▶ **WHAT NEEDS TO BE DONE**
Return the listing below in full, with every line exactly as it is.

──────── ITEMS ────────

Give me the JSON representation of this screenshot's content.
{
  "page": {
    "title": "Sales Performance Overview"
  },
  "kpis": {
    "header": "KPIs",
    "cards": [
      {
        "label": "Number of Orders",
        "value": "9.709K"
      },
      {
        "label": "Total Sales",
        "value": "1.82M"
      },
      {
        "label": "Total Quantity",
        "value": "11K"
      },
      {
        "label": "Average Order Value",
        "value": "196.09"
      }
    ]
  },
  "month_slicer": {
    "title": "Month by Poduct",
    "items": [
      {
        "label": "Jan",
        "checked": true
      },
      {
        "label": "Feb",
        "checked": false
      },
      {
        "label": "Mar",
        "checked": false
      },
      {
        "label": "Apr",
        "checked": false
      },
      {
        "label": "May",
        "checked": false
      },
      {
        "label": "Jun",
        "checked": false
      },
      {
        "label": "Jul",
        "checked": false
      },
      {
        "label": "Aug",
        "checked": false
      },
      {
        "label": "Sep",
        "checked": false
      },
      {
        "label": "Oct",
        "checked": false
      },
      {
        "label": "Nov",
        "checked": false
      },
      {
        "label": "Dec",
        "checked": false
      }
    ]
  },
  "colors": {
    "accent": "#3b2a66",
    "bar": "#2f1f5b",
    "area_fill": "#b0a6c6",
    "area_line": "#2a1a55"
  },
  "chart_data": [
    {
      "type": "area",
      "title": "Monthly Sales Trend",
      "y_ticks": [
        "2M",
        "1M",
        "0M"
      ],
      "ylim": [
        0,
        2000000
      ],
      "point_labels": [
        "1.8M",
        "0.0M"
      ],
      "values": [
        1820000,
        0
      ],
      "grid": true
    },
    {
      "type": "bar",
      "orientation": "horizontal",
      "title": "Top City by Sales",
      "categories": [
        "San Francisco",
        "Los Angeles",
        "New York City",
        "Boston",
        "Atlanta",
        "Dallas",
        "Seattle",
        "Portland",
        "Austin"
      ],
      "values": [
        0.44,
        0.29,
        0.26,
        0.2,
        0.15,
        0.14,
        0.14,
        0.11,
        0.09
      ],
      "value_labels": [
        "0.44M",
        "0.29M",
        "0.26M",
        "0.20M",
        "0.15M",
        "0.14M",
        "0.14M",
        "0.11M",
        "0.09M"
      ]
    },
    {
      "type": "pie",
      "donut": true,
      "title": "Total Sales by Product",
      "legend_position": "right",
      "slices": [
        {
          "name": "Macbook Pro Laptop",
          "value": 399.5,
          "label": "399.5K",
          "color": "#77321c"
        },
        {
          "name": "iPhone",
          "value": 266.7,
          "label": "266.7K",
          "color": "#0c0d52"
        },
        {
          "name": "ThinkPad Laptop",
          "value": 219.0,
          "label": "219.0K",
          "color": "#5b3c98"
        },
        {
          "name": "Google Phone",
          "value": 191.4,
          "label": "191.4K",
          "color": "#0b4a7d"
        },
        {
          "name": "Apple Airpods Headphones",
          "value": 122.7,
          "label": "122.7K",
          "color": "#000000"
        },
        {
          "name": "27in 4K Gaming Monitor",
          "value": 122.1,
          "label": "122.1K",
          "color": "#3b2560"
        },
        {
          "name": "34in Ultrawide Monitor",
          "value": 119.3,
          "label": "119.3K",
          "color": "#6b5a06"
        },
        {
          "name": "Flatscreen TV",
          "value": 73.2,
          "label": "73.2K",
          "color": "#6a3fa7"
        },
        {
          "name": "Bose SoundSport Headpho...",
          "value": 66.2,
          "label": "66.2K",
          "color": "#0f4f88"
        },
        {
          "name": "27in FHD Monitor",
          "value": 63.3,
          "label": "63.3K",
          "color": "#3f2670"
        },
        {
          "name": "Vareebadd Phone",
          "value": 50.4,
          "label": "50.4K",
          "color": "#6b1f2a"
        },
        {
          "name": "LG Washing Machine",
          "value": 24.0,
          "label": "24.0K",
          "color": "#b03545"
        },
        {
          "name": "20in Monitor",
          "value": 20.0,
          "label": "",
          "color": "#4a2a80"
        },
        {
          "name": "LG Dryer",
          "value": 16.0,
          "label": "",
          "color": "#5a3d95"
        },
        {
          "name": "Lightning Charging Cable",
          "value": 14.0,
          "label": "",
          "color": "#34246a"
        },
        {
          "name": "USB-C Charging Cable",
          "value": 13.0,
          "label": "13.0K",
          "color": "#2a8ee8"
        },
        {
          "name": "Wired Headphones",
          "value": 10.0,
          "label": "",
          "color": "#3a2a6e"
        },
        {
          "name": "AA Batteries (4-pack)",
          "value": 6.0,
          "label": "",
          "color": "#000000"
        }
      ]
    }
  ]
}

────────

▶ **ANSWER IN FULL**
Give me the JSON representation of this screenshot's content.
{
  "page": {
    "title": "Sales Performance Overview"
  },
  "kpis": {
    "header": "KPIs",
    "cards": [
      {
        "label": "Number of Orders",
        "value": "9.709K"
      },
      {
        "label": "Total Sales",
        "value": "1.82M"
      },
      {
        "label": "Total Quantity",
        "value": "11K"
      },
      {
        "label": "Average Order Value",
        "value": "196.09"
      }
    ]
  },
  "month_slicer": {
    "title": "Month by Poduct",
    "items": [
      {
        "label": "Jan",
        "checked": true
      },
      {
        "label": "Feb",
        "checked": false
      },
      {
        "label": "Mar",
        "checked": false
      },
      {
        "label": "Apr",
        "checked": false
      },
      {
        "label": "May",
        "checked": false
      },
      {
        "label": "Jun",
        "checked": false
      },
      {
        "label": "Jul",
        "checked": false
      },
      {
        "label": "Aug",
        "checked": false
      },
      {
        "label": "Sep",
        "checked": false
      },
      {
        "label": "Oct",
        "checked": false
      },
      {
        "label": "Nov",
        "checked": false
      },
      {
        "label": "Dec",
        "checked": false
      }
    ]
  },
  "colors": {
    "accent": "#3b2a66",
    "bar": "#2f1f5b",
    "area_fill": "#b0a6c6",
    "area_line": "#2a1a55"
  },
  "chart_data": [
    {
      "type": "area",
      "title": "Monthly Sales Trend",
      "y_ticks": [
        "2M",
        "1M",
        "0M"
      ],
      "ylim": [
        0,
        2000000
      ],
      "point_labels": [
        "1.8M",
        "0.0M"
      ],
      "values": [
        1820000,
        0
      ],
      "grid": true
    },
    {
      "type": "bar",
      "orientation": "horizontal",
      "title": "Top City by Sales",
      "categories": [
        "San Francisco",
        "Los Angeles",
        "New York City",
        "Boston",
        "Atlanta",
        "Dallas",
        "Seattle",
        "Portland",
        "Austin"
      ],
      "values": [
        0.44,
        0.29,
        0.26,
        0.2,
        0.15,
        0.14,
        0.14,
        0.11,
        0.09
      ],
      "value_labels": [
        "0.44M",
        "0.29M",
        "0.26M",
        "0.20M",
        "0.15M",
        "0.14M",
        "0.14M",
        "0.11M",
        "0.09M"
      ]
    },
    {
      "type": "pie",
      "donut": true,
      "title": "Total Sales by Product",
      "legend_position": "right",
      "slices": [
        {
          "name": "Macbook Pro Laptop",
          "value": 399.5,
          "label": "399.5K",
          "color": "#77321c"
        },
        {
          "name": "iPhone",
          "value": 266.7,
          "label": "266.7K",
          "color": "#0c0d52"
        },
        {
          "name": "ThinkPad Laptop",
          "value": 219.0,
          "label": "219.0K",
          "color": "#5b3c98"
        },
        {
          "name": "Google Phone",
          "value": 191.4,
          "label": "191.4K",
          "color": "#0b4a7d"
        },
        {
          "name": "Apple Airpods Headphones",
          "value": 122.7,
          "label": "122.7K",
          "color": "#000000"
        },
        {
          "name": "27in 4K Gaming Monitor",
          "value": 122.1,
          "label": "122.1K",
          "color": "#3b2560"
        },
        {
          "name": "34in Ultrawide Monitor",
          "value": 119.3,
          "label": "119.3K",
          "color": "#6b5a06"
        },
        {
          "name": "Flatscreen TV",
          "value": 73.2,
          "label": "73.2K",
          "color": "#6a3fa7"
        },
        {
          "name": "Bose SoundSport Headpho...",
          "value": 66.2,
          "label": "66.2K",
          "color": "#0f4f88"
        },
        {
          "name": "27in FHD Monitor",
          "value": 63.3,
          "label": "63.3K",
          "color": "#3f2670"
        },
        {
          "name": "Vareebadd Phone",
          "value": 50.4,
          "label": "50.4K",
          "color": "#6b1f2a"
        },
        {
          "name": "LG Washing Machine",
          "value": 24.0,
          "label": "24.0K",
          "color": "#b03545"
        },
        {
          "name": "20in Monitor",
          "value": 20.0,
          "label": "",
          "color": "#4a2a80"
        },
        {
          "name": "LG Dryer",
          "value": 16.0,
          "label": "",
          "color": "#5a3d95"
        },
        {
          "name": "Lightning Charging Cable",
          "value": 14.0,
          "label": "",
          "color": "#34246a"
        },
        {
          "name": "USB-C Charging Cable",
          "value": 13.0,
          "label": "13.0K",
          "color": "#2a8ee8"
        },
        {
          "name": "Wired Headphones",
          "value": 10.0,
          "label": "",
          "color": "#3a2a6e"
        },
        {
          "name": "AA Batteries (4-pack)",
          "value": 6.0,
          "label": "",
          "color": "#000000"
        }
      ]
    }
  ]
}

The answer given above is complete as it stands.